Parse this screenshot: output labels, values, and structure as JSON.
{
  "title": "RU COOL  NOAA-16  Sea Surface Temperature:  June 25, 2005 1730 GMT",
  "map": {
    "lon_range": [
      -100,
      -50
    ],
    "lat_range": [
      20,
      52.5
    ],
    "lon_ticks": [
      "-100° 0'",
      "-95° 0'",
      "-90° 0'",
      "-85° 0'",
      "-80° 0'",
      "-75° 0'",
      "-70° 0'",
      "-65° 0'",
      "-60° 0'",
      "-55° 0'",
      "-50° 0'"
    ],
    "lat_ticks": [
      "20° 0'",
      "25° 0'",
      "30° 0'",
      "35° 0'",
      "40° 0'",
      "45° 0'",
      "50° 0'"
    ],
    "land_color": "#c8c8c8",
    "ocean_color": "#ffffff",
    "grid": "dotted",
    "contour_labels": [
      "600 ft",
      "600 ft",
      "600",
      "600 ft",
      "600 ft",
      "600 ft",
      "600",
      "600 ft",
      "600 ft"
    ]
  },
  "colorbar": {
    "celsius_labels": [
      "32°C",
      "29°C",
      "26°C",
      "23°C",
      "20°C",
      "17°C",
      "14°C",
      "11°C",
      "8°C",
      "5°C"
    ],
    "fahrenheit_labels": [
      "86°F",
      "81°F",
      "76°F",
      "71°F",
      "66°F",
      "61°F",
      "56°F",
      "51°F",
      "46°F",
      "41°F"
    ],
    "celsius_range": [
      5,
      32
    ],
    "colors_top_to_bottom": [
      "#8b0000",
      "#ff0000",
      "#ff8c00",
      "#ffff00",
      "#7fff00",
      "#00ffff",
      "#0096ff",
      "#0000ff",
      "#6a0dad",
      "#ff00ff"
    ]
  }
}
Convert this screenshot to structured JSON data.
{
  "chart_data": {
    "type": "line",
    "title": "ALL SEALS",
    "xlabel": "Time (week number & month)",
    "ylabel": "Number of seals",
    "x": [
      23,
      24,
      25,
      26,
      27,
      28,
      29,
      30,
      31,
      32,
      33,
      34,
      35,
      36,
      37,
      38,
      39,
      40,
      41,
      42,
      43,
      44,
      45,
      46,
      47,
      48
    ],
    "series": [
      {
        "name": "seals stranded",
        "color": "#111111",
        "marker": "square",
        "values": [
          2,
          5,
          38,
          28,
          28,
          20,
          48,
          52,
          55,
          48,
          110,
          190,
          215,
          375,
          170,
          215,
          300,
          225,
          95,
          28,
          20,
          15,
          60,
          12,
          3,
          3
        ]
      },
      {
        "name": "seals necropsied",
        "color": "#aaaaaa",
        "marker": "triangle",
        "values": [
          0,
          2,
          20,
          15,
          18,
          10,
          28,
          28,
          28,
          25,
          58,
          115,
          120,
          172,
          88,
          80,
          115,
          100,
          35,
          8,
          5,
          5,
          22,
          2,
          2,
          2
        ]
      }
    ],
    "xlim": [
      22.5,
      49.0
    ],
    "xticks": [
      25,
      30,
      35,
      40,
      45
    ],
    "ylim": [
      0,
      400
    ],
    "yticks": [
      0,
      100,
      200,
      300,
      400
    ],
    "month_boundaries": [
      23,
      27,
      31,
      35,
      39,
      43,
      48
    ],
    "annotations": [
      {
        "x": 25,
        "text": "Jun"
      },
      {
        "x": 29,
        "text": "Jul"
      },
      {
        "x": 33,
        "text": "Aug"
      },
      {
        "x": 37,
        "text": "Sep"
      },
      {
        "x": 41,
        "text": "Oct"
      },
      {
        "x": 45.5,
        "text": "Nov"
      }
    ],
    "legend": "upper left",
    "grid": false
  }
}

---*---

▶ [WRITTEN EXERCISE]
Output the records exactly, including every line.

▶ [RESPONSE]
Parse this screenshot: output labels, values, and structure as JSON.
{
  "title": "RU COOL  NOAA-16  Sea Surface Temperature:  June 25, 2005 1730 GMT",
  "map": {
    "lon_range": [
      -100,
      -50
    ],
    "lat_range": [
      20,
      52.5
    ],
    "lon_ticks": [
      "-100° 0'",
      "-95° 0'",
      "-90° 0'",
      "-85° 0'",
      "-80° 0'",
      "-75° 0'",
      "-70° 0'",
      "-65° 0'",
      "-60° 0'",
      "-55° 0'",
      "-50° 0'"
    ],
    "lat_ticks": [
      "20° 0'",
      "25° 0'",
      "30° 0'",
      "35° 0'",
      "40° 0'",
      "45° 0'",
      "50° 0'"
    ],
    "land_color": "#c8c8c8",
    "ocean_color": "#ffffff",
    "grid": "dotted",
    "contour_labels": [
      "600 ft",
      "600 ft",
      "600",
      "600 ft",
      "600 ft",
      "600 ft",
      "600",
      "600 ft",
      "600 ft"
    ]
  },
  "colorbar": {
    "celsius_labels": [
      "32°C",
      "29°C",
      "26°C",
      "23°C",
      "20°C",
      "17°C",
      "14°C",
      "11°C",
      "8°C",
      "5°C"
    ],
    "fahrenheit_labels": [
      "86°F",
      "81°F",
      "76°F",
      "71°F",
      "66°F",
      "61°F",
      "56°F",
      "51°F",
      "46°F",
      "41°F"
    ],
    "celsius_range": [
      5,
      32
    ],
    "colors_top_to_bottom": [
      "#8b0000",
      "#ff0000",
      "#ff8c00",
      "#ffff00",
      "#7fff00",
      "#00ffff",
      "#0096ff",
      "#0000ff",
      "#6a0dad",
      "#ff00ff"
    ]
  }
}
Convert this screenshot to structured JSON data.
{
  "chart_data": {
    "type": "line",
    "title": "ALL SEALS",
    "xlabel": "Time (week number & month)",
    "ylabel": "Number of seals",
    "x": [
      23,
      24,
      25,
      26,
      27,
      28,
      29,
      30,
      31,
      32,
      33,
      34,
      35,
      36,
      37,
      38,
      39,
      40,
      41,
      42,
      43,
      44,
      45,
      46,
      47,
      48
    ],
    "series": [
      {
        "name": "seals stranded",
        "color": "#111111",
        "marker": "square",
        "values": [
          2,
          5,
          38,
          28,
          28,
          20,
          48,
          52,
          55,
          48,
          110,
          190,
          215,
          375,
          170,
          215,
          300,
          225,
          95,
          28,
          20,
          15,
          60,
          12,
          3,
          3
        ]
      },
      {
        "name": "seals necropsied",
        "color": "#aaaaaa",
        "marker": "triangle",
        "values": [
          0,
          2,
          20,
          15,
          18,
          10,
          28,
          28,
          28,
          25,
          58,
          115,
          120,
          172,
          88,
          80,
          115,
          100,
          35,
          8,
          5,
          5,
          22,
          2,
          2,
          2
        ]
      }
    ],
    "xlim": [
      22.5,
      49.0
    ],
    "xticks": [
      25,
      30,
      35,
      40,
      45
    ],
    "ylim": [
      0,
      400
    ],
    "yticks": [
      0,
      100,
      200,
      300,
      400
    ],
    "month_boundaries": [
      23,
      27,
      31,
      35,
      39,
      43,
      48
    ],
    "annotations": [
      {
        "x": 25,
        "text": "Jun"
      },
      {
        "x": 29,
        "text": "Jul"
      },
      {
        "x": 33,
        "text": "Aug"
      },
      {
        "x": 37,
        "text": "Sep"
      },
      {
        "x": 41,
        "text": "Oct"
      },
      {
        "x": 45.5,
        "text": "Nov"
      }
    ],
    "legend": "upper left",
    "grid": false
  }
}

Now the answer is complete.